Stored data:
============================================================

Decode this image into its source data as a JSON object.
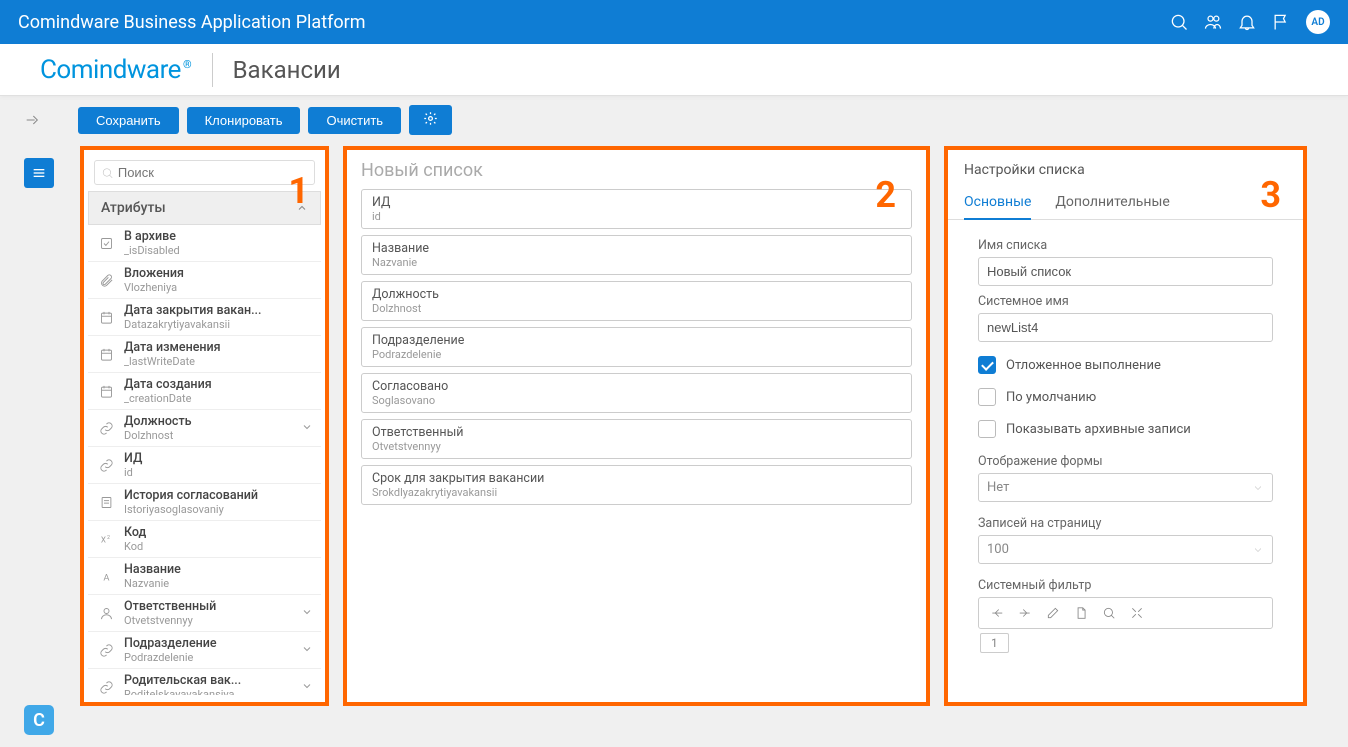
{
  "topbar": {
    "title": "Comindware Business Application Platform",
    "avatar": "AD"
  },
  "header": {
    "logo": "Comindware",
    "page_title": "Вакансии"
  },
  "toolbar": {
    "save": "Сохранить",
    "clone": "Клонировать",
    "clear": "Очистить"
  },
  "panel_numbers": {
    "p1": "1",
    "p2": "2",
    "p3": "3"
  },
  "panel1": {
    "search_placeholder": "Поиск",
    "section_title": "Атрибуты",
    "attrs": [
      {
        "icon": "checkbox",
        "label": "В архиве",
        "sub": "_isDisabled",
        "expand": false
      },
      {
        "icon": "clip",
        "label": "Вложения",
        "sub": "Vlozheniya",
        "expand": false
      },
      {
        "icon": "cal",
        "label": "Дата закрытия вакан...",
        "sub": "Datazakrytiyavakansii",
        "expand": false
      },
      {
        "icon": "cal",
        "label": "Дата изменения",
        "sub": "_lastWriteDate",
        "expand": false
      },
      {
        "icon": "cal",
        "label": "Дата создания",
        "sub": "_creationDate",
        "expand": false
      },
      {
        "icon": "link",
        "label": "Должность",
        "sub": "Dolzhnost",
        "expand": true
      },
      {
        "icon": "link",
        "label": "ИД",
        "sub": "id",
        "expand": false
      },
      {
        "icon": "doc",
        "label": "История согласований",
        "sub": "Istoriyasoglasovaniy",
        "expand": false
      },
      {
        "icon": "x2",
        "label": "Код",
        "sub": "Kod",
        "expand": false
      },
      {
        "icon": "A",
        "label": "Название",
        "sub": "Nazvanie",
        "expand": false
      },
      {
        "icon": "user",
        "label": "Ответственный",
        "sub": "Otvetstvennyy",
        "expand": true
      },
      {
        "icon": "link",
        "label": "Подразделение",
        "sub": "Podrazdelenie",
        "expand": true
      },
      {
        "icon": "link",
        "label": "Родительская вак...",
        "sub": "Roditelskayavakansiya",
        "expand": true
      }
    ]
  },
  "panel2": {
    "title": "Новый список",
    "fields": [
      {
        "label": "ИД",
        "sub": "id"
      },
      {
        "label": "Название",
        "sub": "Nazvanie"
      },
      {
        "label": "Должность",
        "sub": "Dolzhnost"
      },
      {
        "label": "Подразделение",
        "sub": "Podrazdelenie"
      },
      {
        "label": "Согласовано",
        "sub": "Soglasovano"
      },
      {
        "label": "Ответственный",
        "sub": "Otvetstvennyy"
      },
      {
        "label": "Срок для закрытия вакансии",
        "sub": "Srokdlyazakrytiyavakansii"
      }
    ]
  },
  "panel3": {
    "title": "Настройки списка",
    "tabs": {
      "main": "Основные",
      "extra": "Дополнительные"
    },
    "labels": {
      "list_name": "Имя списка",
      "system_name": "Системное имя",
      "delayed": "Отложенное выполнение",
      "default": "По умолчанию",
      "show_archived": "Показывать архивные записи",
      "form_display": "Отображение формы",
      "records_per_page": "Записей на страницу",
      "system_filter": "Системный фильтр"
    },
    "values": {
      "list_name": "Новый список",
      "system_name": "newList4",
      "form_display": "Нет",
      "records_per_page": "100",
      "filter_num": "1"
    },
    "checks": {
      "delayed": true,
      "default": false,
      "show_archived": false
    }
  }
}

============================================================

How many lines in the entries contain the string "список"? Answer with the number only.

(Result of this exercise) 2